YOUR TASK —
Make an exact copy of all the entries, with the pictures left out.

* begin DATA TO PROCESS *

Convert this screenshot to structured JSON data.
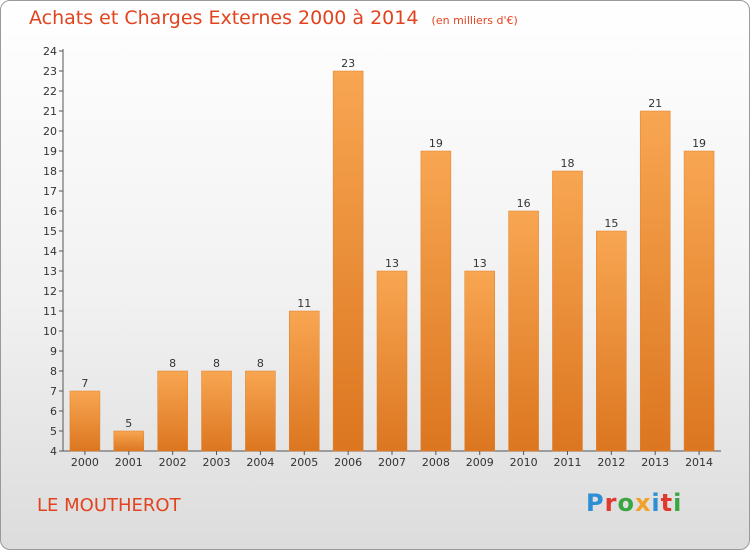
{
  "title": "Achats et Charges Externes 2000 à 2014",
  "unit": "(en milliers d'€)",
  "place": "LE MOUTHEROT",
  "logo": {
    "text": "Proxiti",
    "colors": [
      "#2e8fd6",
      "#e03a2f",
      "#3aa63f",
      "#f0a12a",
      "#2e8fd6",
      "#e03a2f",
      "#3aa63f"
    ]
  },
  "colors": {
    "bar_top": "#f8a652",
    "bar_bottom": "#dc7620",
    "title": "#e2431e"
  },
  "chart_data": {
    "type": "bar",
    "title": "Achats et Charges Externes 2000 à 2014",
    "ylabel": "en milliers d'€",
    "xlabel": "",
    "categories": [
      "2000",
      "2001",
      "2002",
      "2003",
      "2004",
      "2005",
      "2006",
      "2007",
      "2008",
      "2009",
      "2010",
      "2011",
      "2012",
      "2013",
      "2014"
    ],
    "values": [
      7,
      5,
      8,
      8,
      8,
      11,
      23,
      13,
      19,
      13,
      16,
      18,
      15,
      21,
      19
    ],
    "ylim": [
      4,
      24
    ],
    "ytick_step": 1,
    "grid": false
  }
}
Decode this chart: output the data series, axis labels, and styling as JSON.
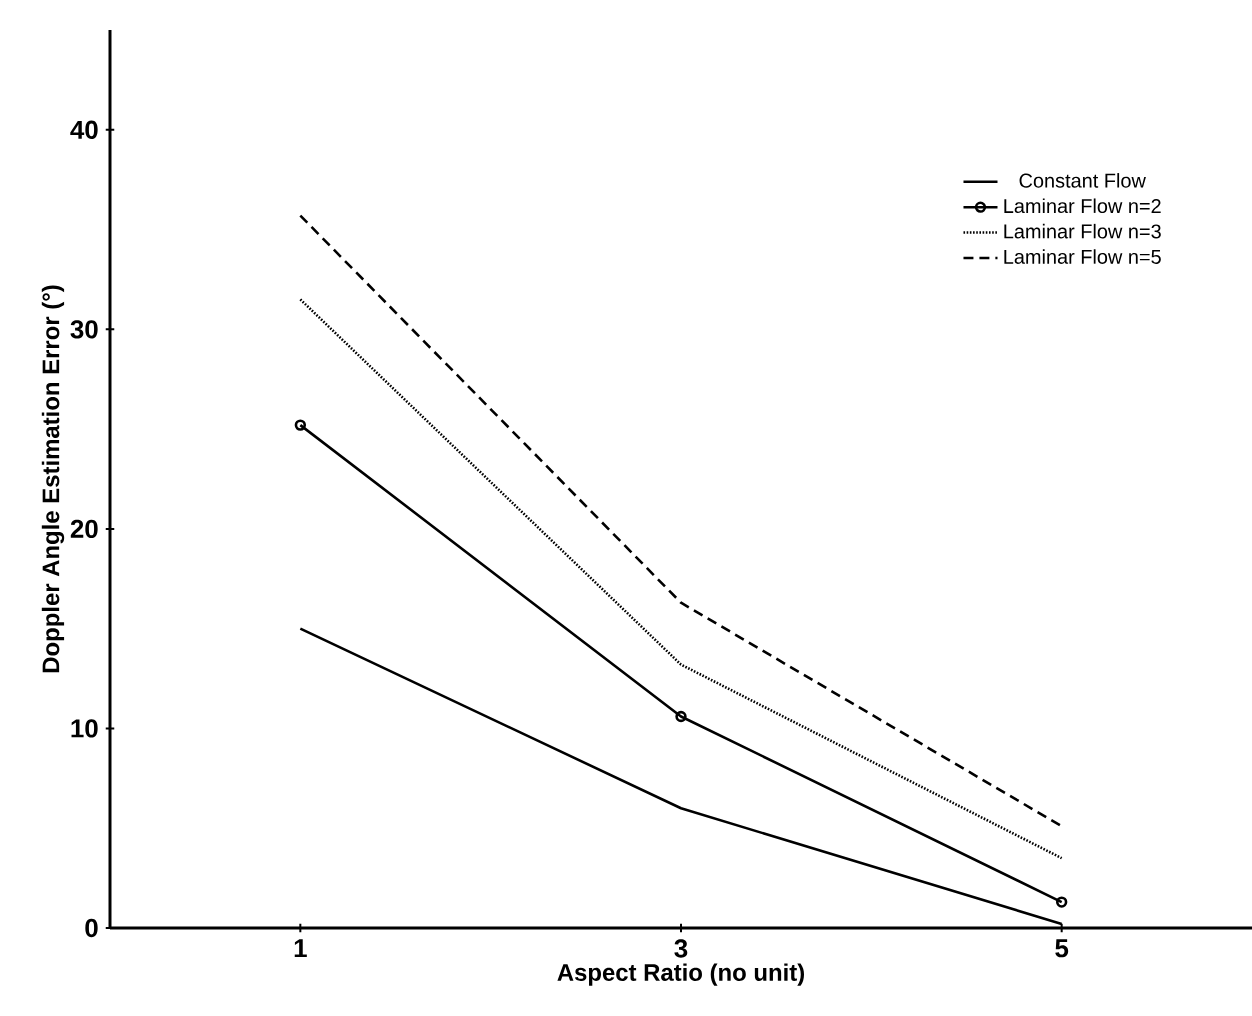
{
  "chart_data": {
    "type": "line",
    "xlabel": "Aspect Ratio (no unit)",
    "ylabel": "Doppler Angle Estimation Error (°)",
    "x": [
      1,
      3,
      5
    ],
    "xlim": [
      0,
      6
    ],
    "ylim": [
      0,
      45
    ],
    "xticks": [
      1,
      3,
      5
    ],
    "yticks": [
      0,
      10,
      20,
      30,
      40
    ],
    "grid": false,
    "legend": "top right",
    "series": [
      {
        "name": "Constant Flow",
        "color": "#000000",
        "values": [
          15,
          6,
          0.2
        ],
        "line_style": "solid",
        "marker": "none"
      },
      {
        "name": "Laminar Flow n=2",
        "color": "#000000",
        "values": [
          25.2,
          10.6,
          1.3
        ],
        "line_style": "solid",
        "marker": "circle"
      },
      {
        "name": "Laminar Flow n=3",
        "color": "#000000",
        "values": [
          31.5,
          13.2,
          3.5
        ],
        "line_style": "dotted",
        "marker": "none"
      },
      {
        "name": "Laminar Flow n=5",
        "color": "#000000",
        "values": [
          35.7,
          16.3,
          5.1
        ],
        "line_style": "dashed",
        "marker": "none"
      }
    ]
  }
}
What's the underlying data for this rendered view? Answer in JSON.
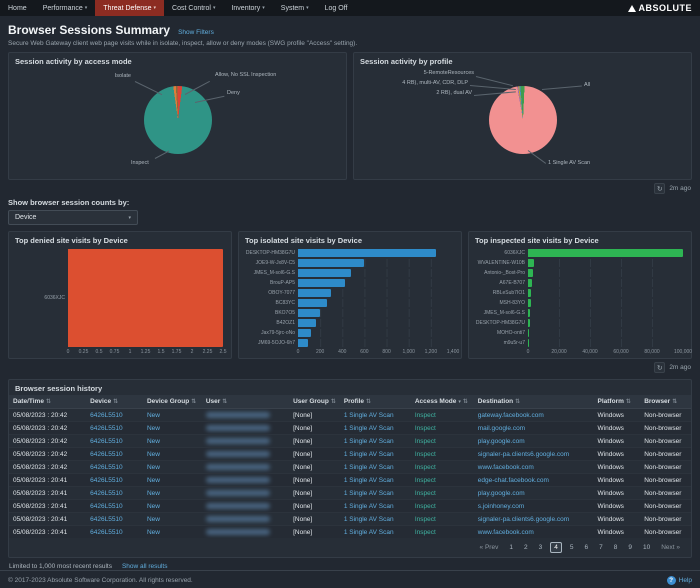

* end DATA TO PROCESS *

RESULT FOR THIS EXERCISE —
Convert this screenshot to structured JSON data.
{
  "title": "Achats et Charges Externes 2000 à 2014",
  "unit": "(en milliers d'€)",
  "place": "LE MOUTHEROT",
  "logo": {
    "text": "Proxiti",
    "colors": [
      "#2e8fd6",
      "#e03a2f",
      "#3aa63f",
      "#f0a12a",
      "#2e8fd6",
      "#e03a2f",
      "#3aa63f"
    ]
  },
  "colors": {
    "bar_top": "#f8a652",
    "bar_bottom": "#dc7620",
    "title": "#e2431e"
  },
  "chart_data": {
    "type": "bar",
    "title": "Achats et Charges Externes 2000 à 2014",
    "ylabel": "en milliers d'€",
    "xlabel": "",
    "categories": [
      "2000",
      "2001",
      "2002",
      "2003",
      "2004",
      "2005",
      "2006",
      "2007",
      "2008",
      "2009",
      "2010",
      "2011",
      "2012",
      "2013",
      "2014"
    ],
    "values": [
      7,
      5,
      8,
      8,
      8,
      11,
      23,
      13,
      19,
      13,
      16,
      18,
      15,
      21,
      19
    ],
    "ylim": [
      4,
      24
    ],
    "ytick_step": 1,
    "grid": false
  }
}
Decode this chart: output the data series, axis labels, and styling as JSON.
{
  "chart_data": {
    "type": "line",
    "xlabel": "Aspect Ratio (no unit)",
    "ylabel": "Doppler Angle Estimation Error (°)",
    "x": [
      1,
      3,
      5
    ],
    "xlim": [
      0,
      6
    ],
    "ylim": [
      0,
      45
    ],
    "xticks": [
      1,
      3,
      5
    ],
    "yticks": [
      0,
      10,
      20,
      30,
      40
    ],
    "grid": false,
    "legend": "top right",
    "series": [
      {
        "name": "Constant Flow",
        "color": "#000000",
        "values": [
          15,
          6,
          0.2
        ],
        "line_style": "solid",
        "marker": "none"
      },
      {
        "name": "Laminar Flow n=2",
        "color": "#000000",
        "values": [
          25.2,
          10.6,
          1.3
        ],
        "line_style": "solid",
        "marker": "circle"
      },
      {
        "name": "Laminar Flow n=3",
        "color": "#000000",
        "values": [
          31.5,
          13.2,
          3.5
        ],
        "line_style": "dotted",
        "marker": "none"
      },
      {
        "name": "Laminar Flow n=5",
        "color": "#000000",
        "values": [
          35.7,
          16.3,
          5.1
        ],
        "line_style": "dashed",
        "marker": "none"
      }
    ]
  }
}
What's the underlying data for this rendered view? Answer in JSON.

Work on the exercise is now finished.